Supplied passage —
== Segment start ==
The last dedicated ecommerce website builder on our list, Weebly is ideal for shop owners with a tighter budget — Weebly’s plans are cheaper compared to Shopify and Magento, and there’s even an (ad-supported) free option to start with.
As a tradeoff, you’re not going to get as much out of Weebly as with other options. The functionality is relatively limited against its competitors, but it still possesses the basics that all online stores need: shopping carts, inventory management, gift cards and coupons, and the option to sell digital goods. Consider browsing Weebly’s app store for any missing functionality. Plus, the page editor is easy to use, and your pages will automatically be made mobile-friendly as well.
Pricing: Weebly offers three paid tiers: Personal ($6 per month), Professional ($14 per month), and Performance ($26 per month), all billed annually. There’s also an ad-supported free plan for basic sites.
For those looking to go all-in on their content management system, TYPO3 is a free, open-source, enterprise-level CMS. It’s intended for use by development and marketing teams at large companies, and is capable of deploying highly complex websites and multisites that require granular control over functionality and appearance.
TYPO3 possesses powerful features for developers and marketers alike. For marketers, it packs a toolset to create and organize your media and digital assets across your distribution channels, plus advanced user roles and permissions, SEO tools, and language translation. Like other open-source CMSs, TYPO3 allows for third-party extensions to do much of the heavy lifting for you — there are hundreds available in the extension repository.
Overall, if you’re willing to put a lot of time and effort into mastering one of the most flexible CMSs around, consider TYPO3.
Pricing: TYPO3 CMS is free.
All content management systems and website builders we’ve reviewed in this post share one thing in common — they’re website-oriented, which means that they couple the back-end content management tools with front-end publishing tools under the same platform. Ultimately, the goal of these tools is to produce a website. But, what if you want to distribute content across more channels than just a website, like an app, a display ad, or a smart device? Can a traditional CMS handle that?
== Segment end ==
Information provided —
== Segment start ==
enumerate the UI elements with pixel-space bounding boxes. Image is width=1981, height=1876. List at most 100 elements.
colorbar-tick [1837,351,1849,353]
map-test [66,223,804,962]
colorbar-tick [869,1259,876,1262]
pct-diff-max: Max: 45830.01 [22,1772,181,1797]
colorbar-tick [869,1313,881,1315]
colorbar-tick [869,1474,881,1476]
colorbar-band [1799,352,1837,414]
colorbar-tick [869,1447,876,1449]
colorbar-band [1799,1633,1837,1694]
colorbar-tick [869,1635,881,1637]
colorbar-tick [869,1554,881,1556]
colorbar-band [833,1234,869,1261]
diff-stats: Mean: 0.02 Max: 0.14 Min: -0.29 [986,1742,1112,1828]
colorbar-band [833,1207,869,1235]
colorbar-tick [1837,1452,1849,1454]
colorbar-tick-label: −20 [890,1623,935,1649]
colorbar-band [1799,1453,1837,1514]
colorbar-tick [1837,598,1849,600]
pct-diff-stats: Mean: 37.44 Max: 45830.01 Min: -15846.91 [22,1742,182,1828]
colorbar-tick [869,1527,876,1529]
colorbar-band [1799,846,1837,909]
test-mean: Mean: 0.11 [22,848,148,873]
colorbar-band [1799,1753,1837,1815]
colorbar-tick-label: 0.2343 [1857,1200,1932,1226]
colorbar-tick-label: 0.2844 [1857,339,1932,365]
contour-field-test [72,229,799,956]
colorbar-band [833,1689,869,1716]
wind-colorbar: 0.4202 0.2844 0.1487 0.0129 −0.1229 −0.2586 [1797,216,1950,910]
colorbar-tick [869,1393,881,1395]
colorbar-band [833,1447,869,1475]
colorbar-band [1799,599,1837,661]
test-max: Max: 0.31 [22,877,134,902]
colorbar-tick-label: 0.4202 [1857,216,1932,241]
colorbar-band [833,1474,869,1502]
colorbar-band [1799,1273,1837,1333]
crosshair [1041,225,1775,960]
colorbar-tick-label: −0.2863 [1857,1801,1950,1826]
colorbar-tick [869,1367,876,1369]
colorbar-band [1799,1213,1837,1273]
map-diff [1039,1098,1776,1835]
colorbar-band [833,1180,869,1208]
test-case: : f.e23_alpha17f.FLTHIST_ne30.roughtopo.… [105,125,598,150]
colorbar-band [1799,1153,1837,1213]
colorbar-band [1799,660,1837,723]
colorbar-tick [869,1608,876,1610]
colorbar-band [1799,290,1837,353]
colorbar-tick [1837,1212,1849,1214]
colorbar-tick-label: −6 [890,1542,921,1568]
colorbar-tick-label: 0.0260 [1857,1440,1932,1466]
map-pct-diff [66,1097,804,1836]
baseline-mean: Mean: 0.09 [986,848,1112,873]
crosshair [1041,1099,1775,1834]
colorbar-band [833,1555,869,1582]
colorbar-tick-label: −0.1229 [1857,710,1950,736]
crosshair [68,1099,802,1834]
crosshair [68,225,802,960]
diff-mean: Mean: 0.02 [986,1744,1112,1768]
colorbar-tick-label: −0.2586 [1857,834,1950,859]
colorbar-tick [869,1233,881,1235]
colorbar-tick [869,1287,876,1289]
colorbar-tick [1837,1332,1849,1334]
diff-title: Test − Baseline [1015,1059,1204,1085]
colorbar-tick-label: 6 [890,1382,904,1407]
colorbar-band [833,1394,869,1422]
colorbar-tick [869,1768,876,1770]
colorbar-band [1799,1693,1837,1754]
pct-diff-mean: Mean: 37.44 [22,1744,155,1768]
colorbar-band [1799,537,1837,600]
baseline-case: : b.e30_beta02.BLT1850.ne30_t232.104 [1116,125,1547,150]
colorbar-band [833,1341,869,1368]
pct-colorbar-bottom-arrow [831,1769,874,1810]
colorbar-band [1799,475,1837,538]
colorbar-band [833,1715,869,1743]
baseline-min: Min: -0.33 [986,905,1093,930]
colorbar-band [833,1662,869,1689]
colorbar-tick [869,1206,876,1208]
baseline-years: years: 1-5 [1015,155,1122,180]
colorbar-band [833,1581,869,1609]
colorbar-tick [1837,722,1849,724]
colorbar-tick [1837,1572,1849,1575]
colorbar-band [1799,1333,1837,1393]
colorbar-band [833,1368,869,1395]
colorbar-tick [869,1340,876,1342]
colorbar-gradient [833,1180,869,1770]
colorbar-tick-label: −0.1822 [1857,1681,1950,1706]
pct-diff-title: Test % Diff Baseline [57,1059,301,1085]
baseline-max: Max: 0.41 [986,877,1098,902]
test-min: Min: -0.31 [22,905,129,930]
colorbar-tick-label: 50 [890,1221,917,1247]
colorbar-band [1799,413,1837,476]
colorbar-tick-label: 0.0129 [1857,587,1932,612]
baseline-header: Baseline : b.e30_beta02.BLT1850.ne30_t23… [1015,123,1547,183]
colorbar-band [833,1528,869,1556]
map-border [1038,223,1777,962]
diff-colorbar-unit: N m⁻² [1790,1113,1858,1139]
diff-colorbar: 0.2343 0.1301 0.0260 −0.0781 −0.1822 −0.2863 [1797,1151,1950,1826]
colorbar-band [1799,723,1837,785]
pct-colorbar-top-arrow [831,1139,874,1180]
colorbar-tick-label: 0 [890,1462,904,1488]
== Segment end ==
Your tasks —
A: Answer these questions from the passage on Weebly and TYPO3:
(i) What is the monthly price of Weebly's Professional tier?
(ii) Who is TYPO3 intended for?
(iii) What do all the reviewed content management systems and website builders have in common?
B: Please extend the passage on Weebly and TYPO3 from its last sentence onward.

Your written answers —
A:
(i) $14 per month, billed annually.
(ii) Development and marketing teams at large companies.
(iii) They are website-oriented: they couple back-end content management tools with front-end publishing tools under the same platform.

B:
This is where a headless CMS can be invaluable. A headless CMS removes front-end publishing tools (i.e. the “head”) from the equation and focuses solely on the content management aspect. A headless CMS makes its content accessible through an application programming interface (API) — in simple terms, this allows developers to write their own publishing applications that “ask” the headless CMS for content. This “headless” approach makes it easier for businesses to keep all content in one place, and ship it to any digital channel.
Contentful is one such headless CMS. This cloud-based enterprise tool is considered among the best of its kind. With it, marketers and editors can manage content through the service, and developers can work on the distribution side of things. It’s a more involved process to work into your strategy, but a headless CMS like Contentful accommodates distribution strategies that many “traditional” CMS solutions simply can’t.
Pricing: Contentful is priced on three tiers: Community (free), Team ($489 per month), and Enterprise (contact sales).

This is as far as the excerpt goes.